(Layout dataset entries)
<<<<
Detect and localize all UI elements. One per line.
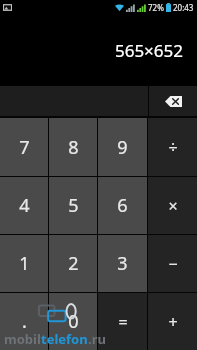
staticText: ÷ xyxy=(168,136,178,158)
staticText: telefon xyxy=(41,330,88,348)
staticText: 20:43 xyxy=(173,2,194,13)
staticText: 6 xyxy=(117,193,128,218)
staticText: = xyxy=(118,311,128,333)
staticText: + xyxy=(168,311,178,333)
button[interactable]: × xyxy=(148,177,197,234)
staticText: 8 xyxy=(68,135,79,160)
button[interactable]: 1 xyxy=(0,235,48,292)
button[interactable]: 0 xyxy=(49,293,97,350)
staticText: . xyxy=(22,309,27,334)
button[interactable]: ÷ xyxy=(148,118,197,176)
staticText: 7 xyxy=(19,135,30,160)
staticText: 2 xyxy=(68,251,79,276)
button[interactable]: 4 xyxy=(0,177,48,234)
button[interactable]: Backspace xyxy=(149,86,197,116)
button[interactable]: . xyxy=(0,293,48,350)
staticText: 3 xyxy=(117,251,128,276)
staticText: 565×652 xyxy=(114,39,183,62)
staticText: 5 xyxy=(68,193,79,218)
staticText: .ru xyxy=(88,330,106,348)
staticText: 0 xyxy=(68,309,79,334)
button[interactable]: 7 xyxy=(0,118,48,176)
staticText: 9 xyxy=(117,135,128,160)
button[interactable]: 8 xyxy=(49,118,97,176)
staticText: − xyxy=(168,253,178,275)
staticText: 4 xyxy=(19,193,30,218)
button[interactable]: = xyxy=(98,293,147,350)
button[interactable]: 2 xyxy=(49,235,97,292)
staticText: 72% xyxy=(148,2,164,13)
staticText: × xyxy=(168,195,178,217)
button[interactable]: 6 xyxy=(98,177,147,234)
button[interactable]: 9 xyxy=(98,118,147,176)
staticText: 1 xyxy=(19,251,30,276)
button[interactable]: 3 xyxy=(98,235,147,292)
button[interactable]: − xyxy=(148,235,197,292)
button[interactable]: 5 xyxy=(49,177,97,234)
button[interactable]: + xyxy=(148,293,197,350)
staticText: mobil xyxy=(4,330,41,348)
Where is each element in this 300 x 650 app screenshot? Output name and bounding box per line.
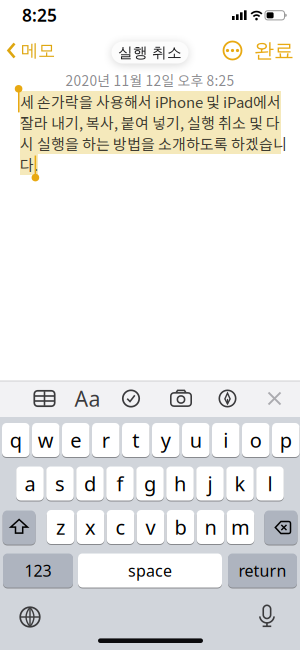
staticText: 잘라 내기, 복사, 붙여 넣기, 실행 취소 및 다	[20, 112, 280, 133]
button[interactable]: Markup	[218, 390, 236, 408]
button[interactable]: z	[47, 510, 74, 544]
staticText: 메모	[21, 40, 55, 61]
button[interactable]: More	[222, 40, 242, 60]
button[interactable]: Dictate	[256, 604, 278, 628]
button[interactable]: k	[226, 466, 254, 501]
button[interactable]: Next keyboard	[20, 606, 40, 628]
button[interactable]: x	[77, 510, 104, 544]
staticText: x	[85, 514, 96, 540]
staticText: f	[116, 470, 124, 497]
button[interactable]: 실행 취소	[112, 42, 188, 64]
button[interactable]: o	[242, 422, 270, 458]
staticText: d	[84, 470, 96, 497]
button[interactable]: space	[78, 553, 222, 588]
staticText: n	[204, 514, 216, 540]
staticText: return	[238, 560, 286, 581]
staticText: z	[56, 514, 65, 540]
staticText: o	[250, 427, 262, 453]
button[interactable]: f	[106, 466, 134, 501]
staticText: 8:25	[22, 4, 57, 26]
staticText: e	[70, 427, 81, 453]
staticText: 완료	[254, 38, 294, 63]
staticText: l	[268, 470, 272, 497]
button[interactable]: v	[137, 510, 164, 544]
button[interactable]: y	[152, 422, 180, 458]
button[interactable]: w	[32, 422, 60, 458]
button[interactable]: 123	[3, 553, 73, 588]
button[interactable]: Insert table	[34, 390, 56, 407]
staticText: v	[146, 514, 156, 540]
staticText: m	[231, 514, 250, 540]
staticText: g	[144, 470, 156, 497]
staticText: s	[55, 470, 65, 497]
staticText: y	[161, 427, 171, 453]
button[interactable]: l	[256, 466, 284, 501]
button[interactable]: Camera	[170, 390, 192, 408]
staticText: a	[24, 470, 36, 497]
staticText: space	[128, 560, 172, 581]
button[interactable]: Shift	[3, 510, 36, 545]
staticText: 123	[24, 560, 52, 581]
staticText: w	[38, 427, 54, 453]
button[interactable]: i	[212, 422, 240, 458]
button[interactable]: n	[197, 510, 224, 544]
staticText: t	[132, 427, 139, 453]
button[interactable]: d	[76, 466, 104, 501]
staticText: p	[280, 427, 292, 453]
button[interactable]: g	[136, 466, 164, 501]
staticText: r	[102, 427, 110, 453]
staticText: c	[116, 514, 126, 540]
staticText: q	[10, 427, 22, 453]
button[interactable]: e	[62, 422, 90, 458]
staticText: 시 실행을 하는 방법을 소개하도록 하겠습니	[20, 133, 287, 154]
button[interactable]: b	[167, 510, 194, 544]
button[interactable]: 메모	[0, 40, 55, 61]
button[interactable]: q	[2, 422, 30, 458]
button[interactable]: 완료	[254, 38, 294, 63]
staticText: h	[174, 470, 186, 497]
staticText: i	[223, 427, 228, 453]
button[interactable]: s	[46, 466, 74, 501]
button[interactable]: t	[122, 422, 150, 458]
button[interactable]: Checklist	[122, 390, 140, 408]
staticText: 세 손가락을 사용해서 iPhone 및 iPad에서	[20, 91, 281, 112]
staticText: 다.	[20, 154, 38, 175]
button[interactable]: m	[227, 510, 254, 544]
staticText: 실행 취소	[118, 44, 182, 62]
staticText: Aa	[74, 384, 100, 413]
button[interactable]: Delete	[264, 510, 297, 545]
button[interactable]: h	[166, 466, 194, 501]
button[interactable]: u	[182, 422, 210, 458]
staticText: k	[234, 470, 246, 497]
button[interactable]: j	[196, 466, 224, 501]
staticText: j	[208, 470, 212, 497]
button[interactable]: return	[228, 553, 297, 588]
button[interactable]: c	[107, 510, 134, 544]
button[interactable]: r	[92, 422, 120, 458]
button[interactable]: Formatting	[74, 384, 100, 413]
button[interactable]: Dismiss keyboard	[267, 391, 282, 406]
staticText: b	[174, 514, 186, 540]
staticText: u	[190, 427, 202, 453]
staticText: 2020년 11월 12일 오후 8:25	[66, 70, 234, 90]
button[interactable]: a	[16, 466, 44, 501]
button[interactable]: p	[272, 422, 300, 458]
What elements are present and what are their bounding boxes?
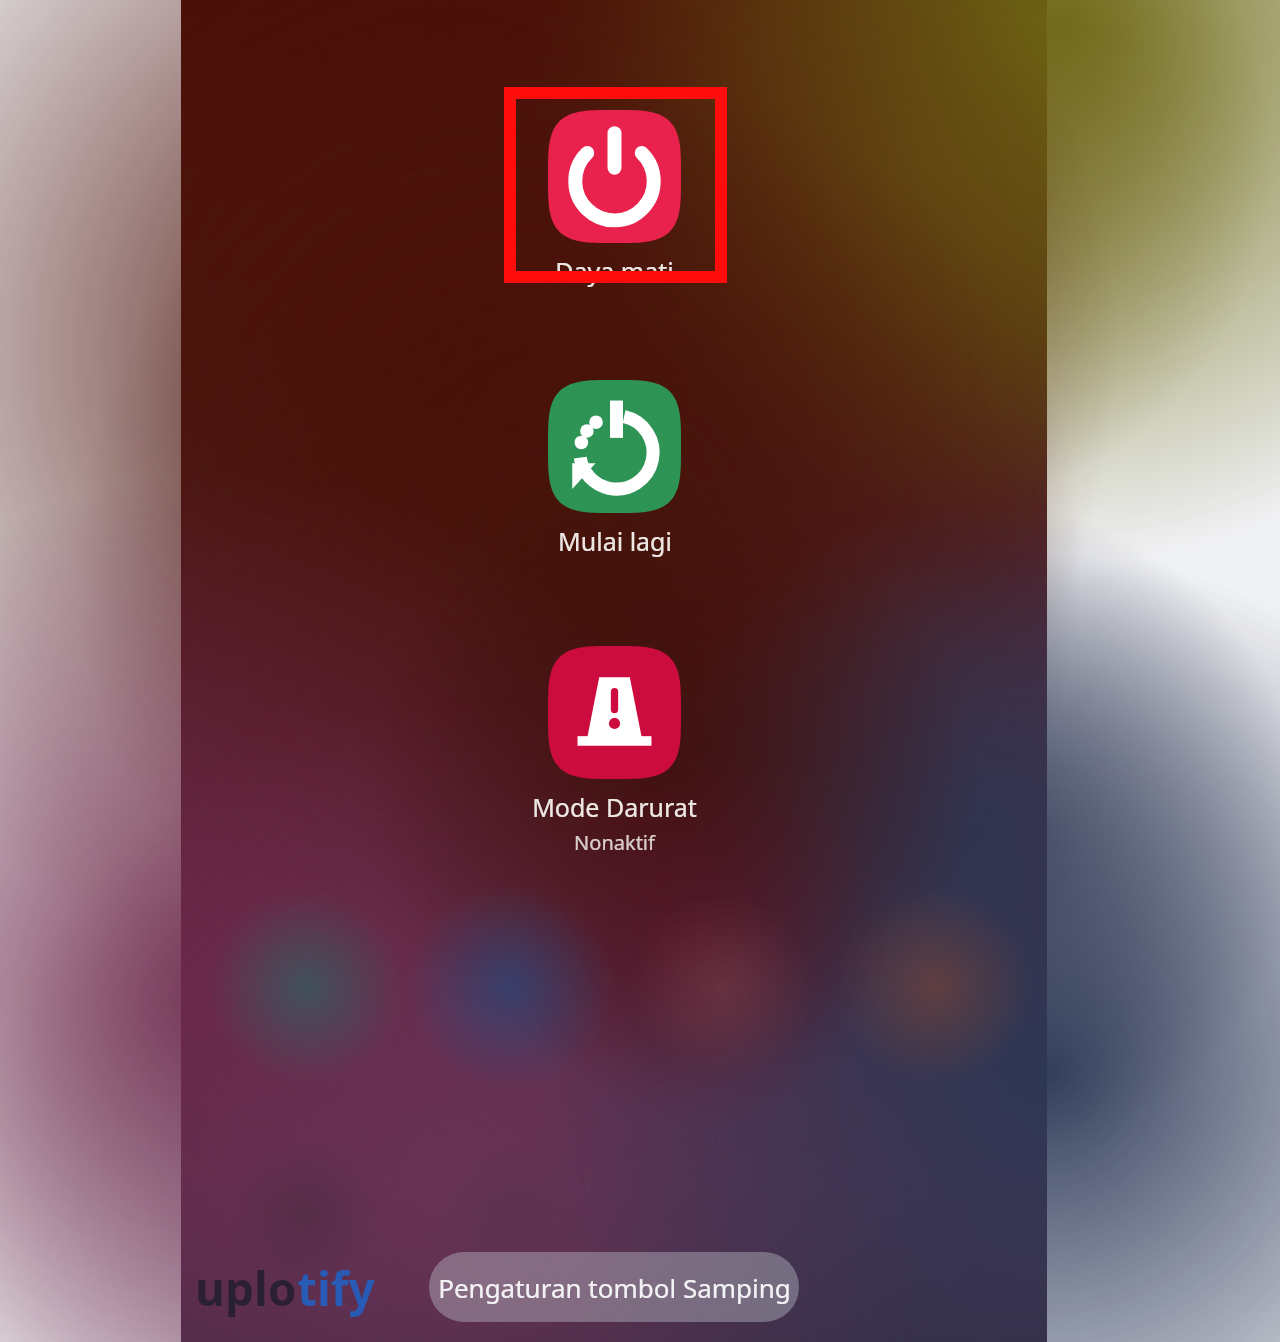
staticText: Nonaktif (574, 829, 655, 856)
staticText: Mulai lagi (558, 524, 672, 558)
button[interactable]: Emergency mode (532, 646, 697, 856)
staticText: uplo (195, 1257, 297, 1320)
staticText: Pengaturan tombol Samping (438, 1270, 791, 1305)
button[interactable]: Pengaturan tombol Samping (429, 1252, 799, 1322)
other: Restart (548, 380, 681, 513)
button[interactable]: Power off (548, 110, 681, 288)
other: Emergency mode (548, 646, 681, 779)
staticText: Mode Darurat (532, 790, 697, 824)
button[interactable]: Restart (548, 380, 681, 558)
other: Power off (548, 110, 681, 243)
staticText: tify (297, 1257, 375, 1320)
staticText: Daya mati (555, 254, 674, 288)
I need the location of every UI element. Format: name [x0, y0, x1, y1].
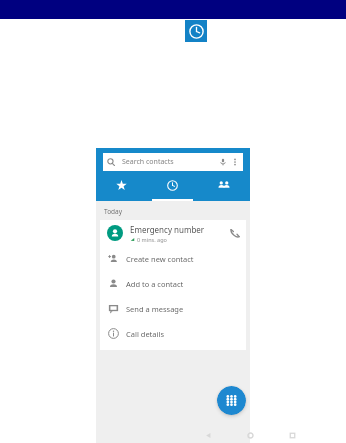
staticText: Send a message	[126, 304, 184, 314]
button[interactable]: Send a message	[100, 296, 246, 321]
button[interactable]: Emergency number	[100, 220, 246, 246]
button[interactable]: Tab	[96, 171, 147, 201]
button[interactable]: Search contacts	[103, 153, 243, 171]
button[interactable]: Voice search	[217, 156, 229, 168]
staticText: Emergency number	[130, 224, 205, 235]
button[interactable]: Call	[224, 222, 246, 244]
button[interactable]: Home	[243, 428, 257, 442]
button[interactable]: Recents	[285, 428, 299, 442]
staticText: Call details	[126, 329, 164, 339]
staticText: Search contacts	[122, 157, 174, 167]
button[interactable]: Back	[201, 428, 215, 442]
button[interactable]: Clock app	[185, 20, 207, 42]
button[interactable]: More options	[229, 156, 241, 168]
button[interactable]: Create new contact	[100, 246, 246, 271]
staticText: Create new contact	[126, 254, 194, 264]
button[interactable]: Recents tab	[147, 171, 198, 201]
button[interactable]: Tab	[198, 171, 249, 201]
button[interactable]: Call details	[100, 321, 246, 346]
staticText: Add to a contact	[126, 279, 184, 289]
button[interactable]: Open dialpad	[217, 386, 246, 415]
staticText: Today	[104, 207, 123, 216]
button[interactable]: Add to a contact	[100, 271, 246, 296]
staticText: 0 mins. ago	[137, 236, 167, 243]
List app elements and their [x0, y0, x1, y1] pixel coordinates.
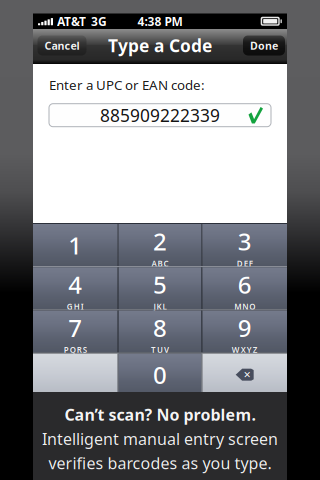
staticText: 1	[68, 229, 82, 261]
button[interactable]: 0	[119, 354, 201, 396]
button[interactable]: 8	[119, 310, 201, 353]
staticText: 4	[68, 269, 82, 300]
button[interactable]: Cancel	[38, 36, 86, 56]
staticText: 4:38 PM	[138, 13, 182, 29]
button[interactable]: Delete	[202, 354, 287, 396]
button[interactable]: Blank	[33, 354, 118, 396]
staticText: Cancel	[44, 38, 80, 53]
staticText: A B C	[152, 258, 168, 269]
button[interactable]: 1	[33, 224, 118, 266]
staticText: W X Y Z	[232, 345, 258, 355]
staticText: J K L	[154, 301, 166, 312]
staticText: ✕	[243, 369, 251, 380]
staticText: 3G	[91, 13, 107, 29]
staticText: D E F	[237, 258, 253, 269]
staticText: AT&T	[57, 13, 86, 29]
button[interactable]: 2	[119, 224, 201, 266]
staticText: 3	[238, 225, 252, 257]
staticText: 7	[68, 312, 82, 344]
staticText: G H I	[67, 301, 84, 312]
staticText: P Q R S	[64, 345, 87, 355]
button[interactable]: 4	[33, 267, 118, 309]
staticText: M N O	[234, 301, 255, 312]
staticText: 9	[238, 312, 252, 344]
button[interactable]: 9	[202, 310, 287, 353]
staticText: Done	[250, 38, 278, 53]
staticText: verifies barcodes as you type.	[48, 452, 272, 474]
staticText: T U V	[151, 345, 169, 355]
button[interactable]: 5	[119, 267, 201, 309]
staticText: 0	[153, 359, 167, 391]
staticText: Can’t scan? No problem.	[64, 404, 256, 425]
staticText: 6	[238, 269, 252, 300]
staticText: 2	[153, 225, 167, 257]
button[interactable]: 6	[202, 267, 287, 309]
staticText: Intelligent manual entry screen	[42, 428, 278, 449]
staticText: Type a Code	[108, 34, 212, 57]
button[interactable]: Done	[243, 36, 285, 56]
button[interactable]: 7	[33, 310, 118, 353]
button[interactable]: 3	[202, 224, 287, 266]
staticText: Enter a UPC or EAN code:	[49, 76, 205, 94]
staticText: 5	[153, 269, 167, 300]
staticText: 885909222339	[100, 104, 220, 127]
staticText: 8	[153, 312, 167, 344]
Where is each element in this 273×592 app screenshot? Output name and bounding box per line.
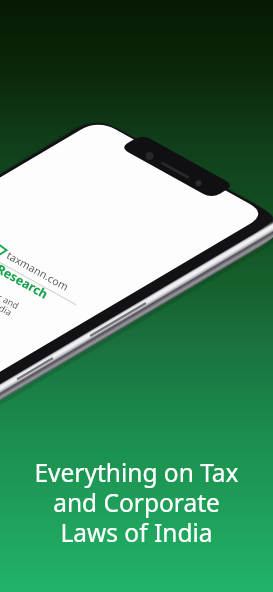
staticText: Everything on Tax and Corporate Laws of … xyxy=(34,456,239,549)
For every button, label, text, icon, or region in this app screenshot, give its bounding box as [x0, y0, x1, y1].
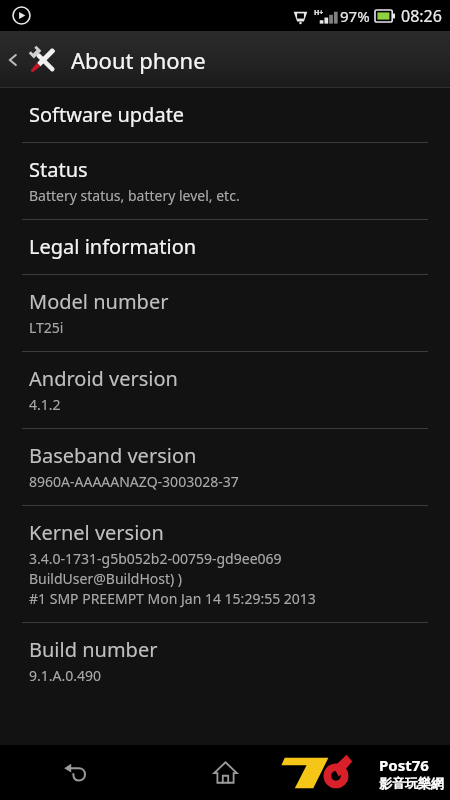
button[interactable]: Status [0, 143, 450, 219]
staticText: LT25i [29, 318, 64, 337]
staticText: 4.1.2 [29, 395, 61, 414]
staticText: 影音玩樂網 [379, 775, 444, 791]
staticText: About phone [71, 45, 206, 75]
button[interactable]: Home [150, 745, 300, 800]
button[interactable]: Legal information [0, 220, 450, 274]
staticText: Software update [29, 101, 185, 128]
button[interactable]: Up, About phone [0, 31, 450, 88]
staticText: Model number [29, 288, 169, 315]
staticText: Android version [29, 365, 178, 392]
staticText: #1 SMP PREEMPT Mon Jan 14 15:29:55 2013 [29, 589, 316, 608]
staticText: 8960A-AAAAANAZQ-3003028-37 [29, 472, 239, 491]
staticText: Post76 [379, 755, 429, 775]
staticText: Status [29, 156, 88, 183]
staticText: 08:26 [401, 5, 442, 27]
staticText: Build number [29, 636, 158, 663]
staticText: Kernel version [29, 519, 164, 546]
staticText: H+ [314, 8, 324, 18]
button[interactable]: Back [0, 745, 150, 800]
staticText: 9.1.A.0.490 [29, 666, 102, 685]
staticText: 3.4.0-1731-g5b052b2-00759-gd9ee069 [29, 549, 282, 568]
button[interactable]: Software update [0, 88, 450, 142]
staticText: 97% [340, 6, 370, 26]
staticText: Battery status, battery level, etc. [29, 186, 240, 205]
staticText: Legal information [29, 233, 197, 260]
staticText: BuildUser@BuildHost) ) [29, 569, 183, 588]
staticText: Baseband version [29, 442, 197, 469]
>>>>
- **Directions**: Rewrite the items from the line containing "229, 82, 261]" through the line containing "38, 278, 53]", inclusive, switching "Cancel" to "Close" and leaving everything else unchanged.

- **Solution to this problem**:
staticText: 1	[68, 229, 82, 261]
button[interactable]: 0	[119, 354, 201, 396]
button[interactable]: 8	[119, 310, 201, 353]
staticText: 4	[68, 269, 82, 300]
button[interactable]: Close	[38, 36, 86, 56]
staticText: 4:38 PM	[138, 13, 182, 29]
button[interactable]: Delete	[202, 354, 287, 396]
button[interactable]: Blank	[33, 354, 118, 396]
staticText: Close	[44, 38, 80, 53]
staticText: A B C	[152, 258, 168, 269]
button[interactable]: 1	[33, 224, 118, 266]
staticText: W X Y Z	[232, 345, 258, 355]
staticText: J K L	[154, 301, 166, 312]
staticText: ✕	[243, 369, 251, 380]
staticText: 3G	[91, 13, 107, 29]
staticText: D E F	[237, 258, 253, 269]
staticText: AT&T	[57, 13, 86, 29]
button[interactable]: 2	[119, 224, 201, 266]
staticText: 3	[238, 225, 252, 257]
staticText: 7	[68, 312, 82, 344]
staticText: G H I	[67, 301, 84, 312]
staticText: P Q R S	[64, 345, 87, 355]
button[interactable]: 4	[33, 267, 118, 309]
staticText: M N O	[234, 301, 255, 312]
staticText: 9	[238, 312, 252, 344]
button[interactable]: 9	[202, 310, 287, 353]
staticText: Done	[250, 38, 278, 53]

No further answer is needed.